§ Provided material
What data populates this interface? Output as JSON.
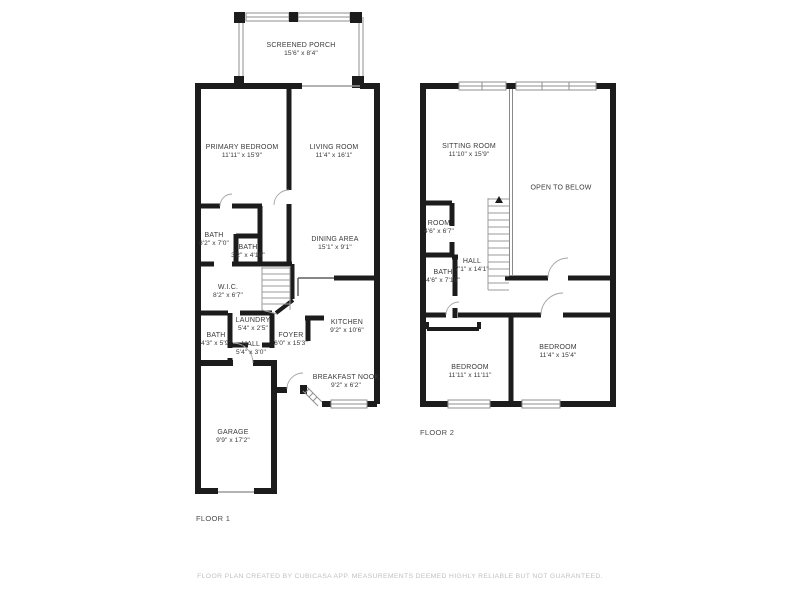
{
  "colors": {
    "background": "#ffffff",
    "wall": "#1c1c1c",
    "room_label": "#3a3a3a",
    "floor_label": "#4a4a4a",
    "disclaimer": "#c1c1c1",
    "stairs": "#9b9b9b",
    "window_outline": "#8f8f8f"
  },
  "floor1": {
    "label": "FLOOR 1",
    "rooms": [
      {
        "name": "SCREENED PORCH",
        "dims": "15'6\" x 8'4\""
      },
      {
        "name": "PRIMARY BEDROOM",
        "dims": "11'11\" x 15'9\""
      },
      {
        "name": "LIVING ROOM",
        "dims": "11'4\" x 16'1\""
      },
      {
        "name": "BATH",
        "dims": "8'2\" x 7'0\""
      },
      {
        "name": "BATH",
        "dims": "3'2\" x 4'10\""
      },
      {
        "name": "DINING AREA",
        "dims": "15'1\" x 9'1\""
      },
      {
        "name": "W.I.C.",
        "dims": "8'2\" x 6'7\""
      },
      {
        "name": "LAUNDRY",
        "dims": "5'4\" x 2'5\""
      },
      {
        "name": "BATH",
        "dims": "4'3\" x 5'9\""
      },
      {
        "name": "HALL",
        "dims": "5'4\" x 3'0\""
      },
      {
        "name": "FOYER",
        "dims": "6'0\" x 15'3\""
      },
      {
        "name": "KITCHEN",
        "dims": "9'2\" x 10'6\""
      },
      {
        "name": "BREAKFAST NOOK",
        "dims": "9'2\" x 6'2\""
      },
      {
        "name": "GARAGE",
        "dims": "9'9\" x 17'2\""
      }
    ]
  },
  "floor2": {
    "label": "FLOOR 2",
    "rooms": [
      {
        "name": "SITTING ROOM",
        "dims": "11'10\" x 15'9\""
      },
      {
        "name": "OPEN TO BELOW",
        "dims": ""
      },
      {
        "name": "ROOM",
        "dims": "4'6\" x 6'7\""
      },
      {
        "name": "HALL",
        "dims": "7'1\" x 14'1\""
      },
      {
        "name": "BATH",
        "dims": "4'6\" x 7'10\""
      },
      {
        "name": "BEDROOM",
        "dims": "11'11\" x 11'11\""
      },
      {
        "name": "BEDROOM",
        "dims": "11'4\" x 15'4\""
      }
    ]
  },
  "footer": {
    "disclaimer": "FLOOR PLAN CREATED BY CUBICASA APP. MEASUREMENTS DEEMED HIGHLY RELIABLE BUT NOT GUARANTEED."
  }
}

§ What is expected
Leave out the pictures and retype every line above exactly.

§ Finished exercise
What data populates this interface? Output as JSON.
{
  "colors": {
    "background": "#ffffff",
    "wall": "#1c1c1c",
    "room_label": "#3a3a3a",
    "floor_label": "#4a4a4a",
    "disclaimer": "#c1c1c1",
    "stairs": "#9b9b9b",
    "window_outline": "#8f8f8f"
  },
  "floor1": {
    "label": "FLOOR 1",
    "rooms": [
      {
        "name": "SCREENED PORCH",
        "dims": "15'6\" x 8'4\""
      },
      {
        "name": "PRIMARY BEDROOM",
        "dims": "11'11\" x 15'9\""
      },
      {
        "name": "LIVING ROOM",
        "dims": "11'4\" x 16'1\""
      },
      {
        "name": "BATH",
        "dims": "8'2\" x 7'0\""
      },
      {
        "name": "BATH",
        "dims": "3'2\" x 4'10\""
      },
      {
        "name": "DINING AREA",
        "dims": "15'1\" x 9'1\""
      },
      {
        "name": "W.I.C.",
        "dims": "8'2\" x 6'7\""
      },
      {
        "name": "LAUNDRY",
        "dims": "5'4\" x 2'5\""
      },
      {
        "name": "BATH",
        "dims": "4'3\" x 5'9\""
      },
      {
        "name": "HALL",
        "dims": "5'4\" x 3'0\""
      },
      {
        "name": "FOYER",
        "dims": "6'0\" x 15'3\""
      },
      {
        "name": "KITCHEN",
        "dims": "9'2\" x 10'6\""
      },
      {
        "name": "BREAKFAST NOOK",
        "dims": "9'2\" x 6'2\""
      },
      {
        "name": "GARAGE",
        "dims": "9'9\" x 17'2\""
      }
    ]
  },
  "floor2": {
    "label": "FLOOR 2",
    "rooms": [
      {
        "name": "SITTING ROOM",
        "dims": "11'10\" x 15'9\""
      },
      {
        "name": "OPEN TO BELOW",
        "dims": ""
      },
      {
        "name": "ROOM",
        "dims": "4'6\" x 6'7\""
      },
      {
        "name": "HALL",
        "dims": "7'1\" x 14'1\""
      },
      {
        "name": "BATH",
        "dims": "4'6\" x 7'10\""
      },
      {
        "name": "BEDROOM",
        "dims": "11'11\" x 11'11\""
      },
      {
        "name": "BEDROOM",
        "dims": "11'4\" x 15'4\""
      }
    ]
  },
  "footer": {
    "disclaimer": "FLOOR PLAN CREATED BY CUBICASA APP. MEASUREMENTS DEEMED HIGHLY RELIABLE BUT NOT GUARANTEED."
  }
}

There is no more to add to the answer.